*The exercise*. Please reproduce only the lines of the records starting at the one containing "data-point [589, 526, 595, 532]" and ending at the one containing "y-tick-label: 0.005 [143, 482, 263, 531]", swapping "legend-marker" for "legend-swatch" and leaving everything else unchanged.

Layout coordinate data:
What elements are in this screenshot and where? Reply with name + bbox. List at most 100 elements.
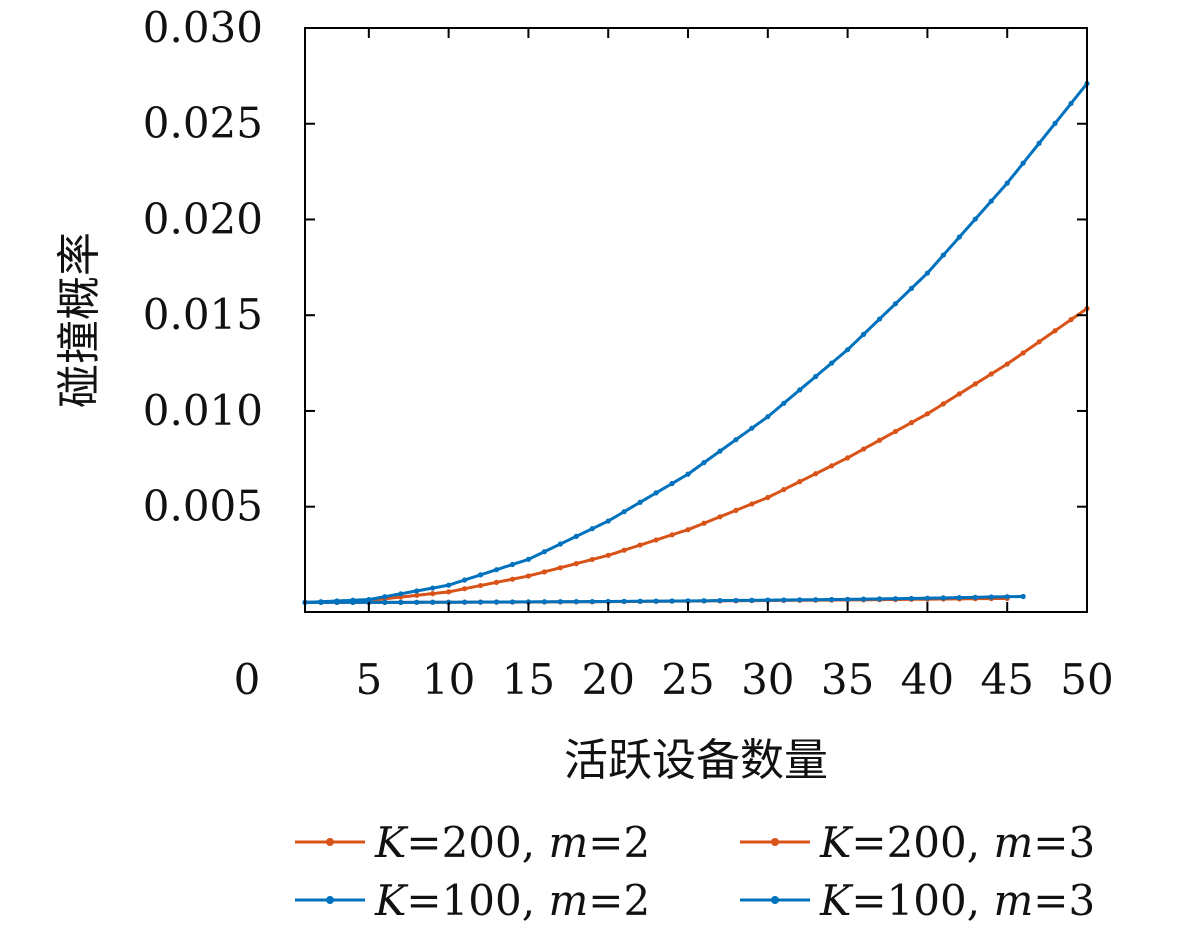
data-point [589, 526, 595, 532]
series-1 [302, 305, 1090, 606]
x-tick-label: 50 [1060, 655, 1113, 704]
data-point [605, 552, 611, 558]
data-point [1020, 350, 1026, 356]
y-tick-label: 0.015 [143, 290, 263, 339]
data-point [797, 479, 803, 485]
data-point [1036, 339, 1042, 345]
data-point [446, 589, 452, 595]
x-axis: 0 5 10 15 20 25 30 35 40 45 50 [234, 28, 1114, 704]
data-point [430, 599, 436, 605]
data-point [908, 285, 915, 292]
data-point [813, 373, 819, 380]
data-point [781, 400, 787, 406]
data-point [701, 598, 707, 604]
data-point [477, 572, 484, 578]
y-tick-label: 0.025 [143, 99, 263, 148]
legend-marker [326, 838, 334, 846]
data-point [988, 371, 994, 377]
data-point [972, 594, 978, 600]
legend-label-part: m [548, 876, 588, 925]
data-point [637, 542, 643, 548]
y-tick-label: 0.005 [143, 482, 263, 531]
data-point [414, 592, 420, 598]
data-point [924, 411, 931, 417]
data-point [860, 446, 867, 452]
data-point [493, 599, 500, 605]
data-point [781, 597, 787, 603]
x-tick-label: 30 [741, 655, 794, 704]
series-3 [302, 80, 1090, 606]
data-point [956, 391, 962, 397]
data-point [1052, 120, 1058, 126]
data-point [525, 599, 532, 605]
data-point [1068, 100, 1074, 107]
data-point [956, 595, 962, 601]
data-point [605, 598, 611, 605]
legend-label-part: =3 [1033, 818, 1095, 867]
legend-item: K=100, m=2 [295, 876, 650, 925]
legend-label-part: m [993, 818, 1033, 867]
data-point [589, 598, 595, 605]
data-point [892, 428, 899, 435]
data-point [685, 471, 691, 477]
data-point [876, 596, 883, 602]
data-point [733, 507, 739, 513]
series-line [305, 594, 1024, 604]
data-point [685, 527, 691, 533]
data-point [382, 594, 388, 600]
x-tick-label: 15 [502, 655, 555, 704]
data-point [956, 234, 962, 240]
legend-label-part: K [819, 818, 854, 867]
data-point [924, 270, 931, 276]
legend: K=200, m=2 K=200, m=3K=100, m=2 K=100, m=3 [295, 818, 1095, 925]
legend-item: K=200, m=3 [740, 818, 1095, 867]
legend-label-part: K [374, 876, 409, 925]
data-point [669, 598, 675, 604]
data-point [637, 598, 643, 604]
data-point [940, 252, 946, 258]
data-point [318, 599, 324, 606]
data-point [845, 596, 851, 602]
legend-label-part: K [819, 876, 854, 925]
data-point [845, 455, 851, 461]
data-point [733, 597, 739, 604]
data-point [509, 599, 516, 605]
data-point [892, 596, 899, 602]
legend-label-part: m [993, 876, 1033, 925]
data-point [557, 599, 563, 605]
data-point [813, 471, 819, 477]
y-tick-label: 0.020 [143, 194, 263, 243]
x-tick-label: 20 [581, 655, 634, 704]
data-point [493, 567, 500, 573]
legend-label-part: =200, [851, 818, 993, 867]
data-point [573, 599, 579, 605]
data-point [350, 599, 356, 606]
data-point [430, 585, 436, 591]
data-point [461, 577, 468, 583]
data-point [398, 599, 404, 605]
data-point [988, 594, 994, 600]
data-point [398, 591, 404, 597]
data-point [685, 598, 691, 604]
data-point [940, 401, 946, 407]
x-tick-label: 45 [980, 655, 1033, 704]
data-point [749, 425, 755, 431]
data-point [781, 486, 787, 493]
legend-item: K=200, m=2 [295, 818, 650, 867]
data-point [797, 597, 803, 603]
data-point [733, 437, 739, 443]
data-point [382, 599, 388, 605]
legend-label: K=100, m=3 [819, 876, 1095, 925]
data-point [765, 494, 771, 501]
data-point [621, 547, 627, 553]
data-point [876, 316, 883, 322]
data-point [525, 556, 532, 562]
data-point [908, 595, 915, 602]
x-tick-label: 35 [821, 655, 874, 704]
data-point [557, 541, 563, 547]
data-point [1020, 160, 1026, 166]
data-point [1068, 317, 1074, 323]
series-4 [302, 593, 1026, 606]
data-point [1004, 180, 1010, 186]
data-point [829, 360, 835, 366]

*Reply*.
data-point [589, 526, 595, 532]
series-1 [302, 305, 1090, 606]
x-tick-label: 50 [1060, 655, 1113, 704]
data-point [605, 552, 611, 558]
data-point [1020, 350, 1026, 356]
y-tick-label: 0.015 [143, 290, 263, 339]
data-point [797, 479, 803, 485]
data-point [1036, 339, 1042, 345]
data-point [446, 589, 452, 595]
x-axis: 0 5 10 15 20 25 30 35 40 45 50 [234, 28, 1114, 704]
data-point [430, 599, 436, 605]
data-point [908, 285, 915, 292]
data-point [813, 373, 819, 380]
data-point [781, 400, 787, 406]
data-point [701, 598, 707, 604]
data-point [477, 572, 484, 578]
y-tick-label: 0.025 [143, 99, 263, 148]
legend-swatch [326, 838, 334, 846]
data-point [988, 371, 994, 377]
data-point [972, 594, 978, 600]
legend-label-part: m [548, 876, 588, 925]
data-point [637, 542, 643, 548]
y-tick-label: 0.005 [143, 482, 263, 531]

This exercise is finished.